> _PROMPT_
Where a line holds the string "Temperature", return that line.

################

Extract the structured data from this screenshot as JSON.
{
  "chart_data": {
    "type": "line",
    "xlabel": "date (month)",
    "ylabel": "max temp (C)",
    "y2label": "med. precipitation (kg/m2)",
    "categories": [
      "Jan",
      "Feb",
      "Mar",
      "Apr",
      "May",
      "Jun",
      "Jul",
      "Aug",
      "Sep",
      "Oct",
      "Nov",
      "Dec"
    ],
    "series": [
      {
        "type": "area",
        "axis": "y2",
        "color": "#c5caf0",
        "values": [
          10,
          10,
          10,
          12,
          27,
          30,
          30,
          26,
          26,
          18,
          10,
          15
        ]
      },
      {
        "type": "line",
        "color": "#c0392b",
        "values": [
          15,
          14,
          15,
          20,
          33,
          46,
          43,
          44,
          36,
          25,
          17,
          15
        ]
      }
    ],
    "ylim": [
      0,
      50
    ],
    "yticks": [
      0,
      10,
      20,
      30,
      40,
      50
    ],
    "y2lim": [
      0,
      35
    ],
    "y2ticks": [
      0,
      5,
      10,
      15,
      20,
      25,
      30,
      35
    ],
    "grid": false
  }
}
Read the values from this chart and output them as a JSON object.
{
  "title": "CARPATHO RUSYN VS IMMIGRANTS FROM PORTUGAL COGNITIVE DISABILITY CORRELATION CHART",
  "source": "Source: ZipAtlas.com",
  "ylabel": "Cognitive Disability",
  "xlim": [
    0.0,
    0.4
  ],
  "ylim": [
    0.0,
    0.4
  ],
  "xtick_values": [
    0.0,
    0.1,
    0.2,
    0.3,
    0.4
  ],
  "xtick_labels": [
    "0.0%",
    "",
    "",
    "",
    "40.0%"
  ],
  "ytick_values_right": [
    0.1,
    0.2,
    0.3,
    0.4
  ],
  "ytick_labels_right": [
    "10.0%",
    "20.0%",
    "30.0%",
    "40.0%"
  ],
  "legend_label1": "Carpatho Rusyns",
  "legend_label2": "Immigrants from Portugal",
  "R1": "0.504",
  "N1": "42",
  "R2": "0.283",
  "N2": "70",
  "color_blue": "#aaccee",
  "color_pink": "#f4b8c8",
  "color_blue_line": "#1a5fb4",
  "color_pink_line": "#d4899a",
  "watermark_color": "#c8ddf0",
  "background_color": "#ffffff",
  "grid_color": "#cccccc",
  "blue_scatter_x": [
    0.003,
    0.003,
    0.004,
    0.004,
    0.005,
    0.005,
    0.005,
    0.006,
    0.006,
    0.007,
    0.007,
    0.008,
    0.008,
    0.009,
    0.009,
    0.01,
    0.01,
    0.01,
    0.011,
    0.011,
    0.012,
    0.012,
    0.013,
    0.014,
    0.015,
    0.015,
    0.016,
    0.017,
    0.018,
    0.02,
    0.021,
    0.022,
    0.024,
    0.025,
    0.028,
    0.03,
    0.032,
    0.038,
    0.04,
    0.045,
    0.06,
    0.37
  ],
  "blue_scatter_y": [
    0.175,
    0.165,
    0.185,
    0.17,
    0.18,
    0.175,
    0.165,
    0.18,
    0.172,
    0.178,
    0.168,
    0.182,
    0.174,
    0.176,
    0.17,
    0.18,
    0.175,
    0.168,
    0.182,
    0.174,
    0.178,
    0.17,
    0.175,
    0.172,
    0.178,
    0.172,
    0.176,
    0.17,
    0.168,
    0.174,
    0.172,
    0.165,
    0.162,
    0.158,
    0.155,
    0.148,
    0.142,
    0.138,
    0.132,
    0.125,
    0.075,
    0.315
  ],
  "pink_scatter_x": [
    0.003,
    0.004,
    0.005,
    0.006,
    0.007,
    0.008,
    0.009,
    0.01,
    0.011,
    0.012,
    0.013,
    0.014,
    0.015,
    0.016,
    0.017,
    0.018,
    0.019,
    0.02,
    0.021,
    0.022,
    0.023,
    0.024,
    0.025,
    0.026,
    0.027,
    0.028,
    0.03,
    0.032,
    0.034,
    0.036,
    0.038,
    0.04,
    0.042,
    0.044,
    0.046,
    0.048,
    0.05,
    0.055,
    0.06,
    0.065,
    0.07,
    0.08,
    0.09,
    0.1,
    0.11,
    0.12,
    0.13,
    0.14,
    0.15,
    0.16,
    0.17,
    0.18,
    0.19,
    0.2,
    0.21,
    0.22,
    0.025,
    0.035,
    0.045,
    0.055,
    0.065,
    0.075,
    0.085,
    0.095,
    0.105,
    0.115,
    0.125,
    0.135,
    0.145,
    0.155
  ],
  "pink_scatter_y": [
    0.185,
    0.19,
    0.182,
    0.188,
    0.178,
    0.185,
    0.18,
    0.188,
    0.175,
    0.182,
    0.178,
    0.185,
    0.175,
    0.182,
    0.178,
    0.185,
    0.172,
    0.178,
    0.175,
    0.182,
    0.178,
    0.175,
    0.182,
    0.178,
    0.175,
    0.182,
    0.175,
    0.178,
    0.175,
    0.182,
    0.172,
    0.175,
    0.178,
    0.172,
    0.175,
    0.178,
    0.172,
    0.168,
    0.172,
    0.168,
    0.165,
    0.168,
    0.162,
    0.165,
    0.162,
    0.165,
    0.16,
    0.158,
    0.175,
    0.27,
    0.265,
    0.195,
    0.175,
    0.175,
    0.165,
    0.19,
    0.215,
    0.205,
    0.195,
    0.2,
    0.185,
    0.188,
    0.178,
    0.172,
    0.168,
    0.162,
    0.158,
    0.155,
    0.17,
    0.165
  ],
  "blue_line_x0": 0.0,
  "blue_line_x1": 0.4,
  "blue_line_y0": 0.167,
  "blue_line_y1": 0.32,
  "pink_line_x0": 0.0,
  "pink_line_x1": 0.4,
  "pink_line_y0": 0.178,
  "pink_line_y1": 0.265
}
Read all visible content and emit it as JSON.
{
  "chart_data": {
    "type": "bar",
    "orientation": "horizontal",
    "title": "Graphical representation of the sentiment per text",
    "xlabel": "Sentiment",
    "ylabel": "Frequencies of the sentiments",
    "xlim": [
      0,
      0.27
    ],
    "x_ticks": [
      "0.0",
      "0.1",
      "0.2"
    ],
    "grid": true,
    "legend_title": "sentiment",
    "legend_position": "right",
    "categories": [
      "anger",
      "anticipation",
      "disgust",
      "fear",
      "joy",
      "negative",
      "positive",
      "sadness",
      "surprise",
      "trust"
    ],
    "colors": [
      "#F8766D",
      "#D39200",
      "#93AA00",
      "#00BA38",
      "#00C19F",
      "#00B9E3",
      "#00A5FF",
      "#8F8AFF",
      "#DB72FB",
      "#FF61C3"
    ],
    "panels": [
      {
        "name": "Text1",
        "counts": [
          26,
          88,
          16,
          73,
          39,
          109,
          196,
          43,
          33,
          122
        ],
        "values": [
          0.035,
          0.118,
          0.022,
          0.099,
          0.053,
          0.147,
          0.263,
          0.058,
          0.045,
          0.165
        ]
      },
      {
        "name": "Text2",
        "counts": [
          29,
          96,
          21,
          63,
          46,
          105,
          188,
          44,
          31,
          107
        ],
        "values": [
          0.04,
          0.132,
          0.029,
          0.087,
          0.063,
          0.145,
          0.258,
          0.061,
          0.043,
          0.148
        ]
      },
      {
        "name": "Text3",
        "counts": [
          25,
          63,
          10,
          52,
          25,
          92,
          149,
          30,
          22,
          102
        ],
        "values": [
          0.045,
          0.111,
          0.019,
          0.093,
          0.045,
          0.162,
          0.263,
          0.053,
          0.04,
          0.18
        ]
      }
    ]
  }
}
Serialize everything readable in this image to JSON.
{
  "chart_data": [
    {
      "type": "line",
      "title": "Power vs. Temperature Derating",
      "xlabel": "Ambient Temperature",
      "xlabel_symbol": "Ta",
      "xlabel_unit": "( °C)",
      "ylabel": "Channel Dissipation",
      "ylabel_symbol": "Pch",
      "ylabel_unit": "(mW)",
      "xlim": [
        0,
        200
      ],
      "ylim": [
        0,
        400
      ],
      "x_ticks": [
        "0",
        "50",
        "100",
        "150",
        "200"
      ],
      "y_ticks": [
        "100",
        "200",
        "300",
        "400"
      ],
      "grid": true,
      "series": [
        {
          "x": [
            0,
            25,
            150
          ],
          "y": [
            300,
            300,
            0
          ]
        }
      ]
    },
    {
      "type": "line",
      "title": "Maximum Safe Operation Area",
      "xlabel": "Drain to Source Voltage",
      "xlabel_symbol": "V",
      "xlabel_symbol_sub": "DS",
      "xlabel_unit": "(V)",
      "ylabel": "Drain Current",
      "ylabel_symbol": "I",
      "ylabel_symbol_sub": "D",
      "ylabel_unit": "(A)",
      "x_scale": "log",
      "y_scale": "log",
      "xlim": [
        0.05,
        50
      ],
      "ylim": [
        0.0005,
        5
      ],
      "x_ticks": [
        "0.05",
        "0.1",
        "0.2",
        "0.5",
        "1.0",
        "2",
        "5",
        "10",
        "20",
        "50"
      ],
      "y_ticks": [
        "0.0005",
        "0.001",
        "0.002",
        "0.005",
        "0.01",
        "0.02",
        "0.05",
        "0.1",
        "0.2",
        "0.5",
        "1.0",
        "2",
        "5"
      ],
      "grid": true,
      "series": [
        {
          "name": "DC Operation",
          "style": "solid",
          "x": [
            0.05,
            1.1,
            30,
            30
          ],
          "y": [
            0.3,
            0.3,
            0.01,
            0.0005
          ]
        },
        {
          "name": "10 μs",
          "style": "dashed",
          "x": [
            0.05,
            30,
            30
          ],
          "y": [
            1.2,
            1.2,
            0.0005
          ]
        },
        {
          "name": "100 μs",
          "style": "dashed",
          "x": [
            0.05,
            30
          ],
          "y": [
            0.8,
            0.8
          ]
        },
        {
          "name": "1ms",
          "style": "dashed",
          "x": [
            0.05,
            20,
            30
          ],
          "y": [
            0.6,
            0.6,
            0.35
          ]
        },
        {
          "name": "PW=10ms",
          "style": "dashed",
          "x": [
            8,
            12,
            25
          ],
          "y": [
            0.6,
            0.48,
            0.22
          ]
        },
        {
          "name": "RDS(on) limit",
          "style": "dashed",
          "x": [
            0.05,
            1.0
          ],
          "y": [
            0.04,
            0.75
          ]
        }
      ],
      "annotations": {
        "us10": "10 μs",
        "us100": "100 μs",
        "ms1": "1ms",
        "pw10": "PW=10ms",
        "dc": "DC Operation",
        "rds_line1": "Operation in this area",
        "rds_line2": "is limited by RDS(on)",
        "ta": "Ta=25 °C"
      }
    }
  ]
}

################

> _EXERCISE RESPONSE_
      "title": "Power vs. Temperature Derating",
      "xlabel": "Ambient Temperature",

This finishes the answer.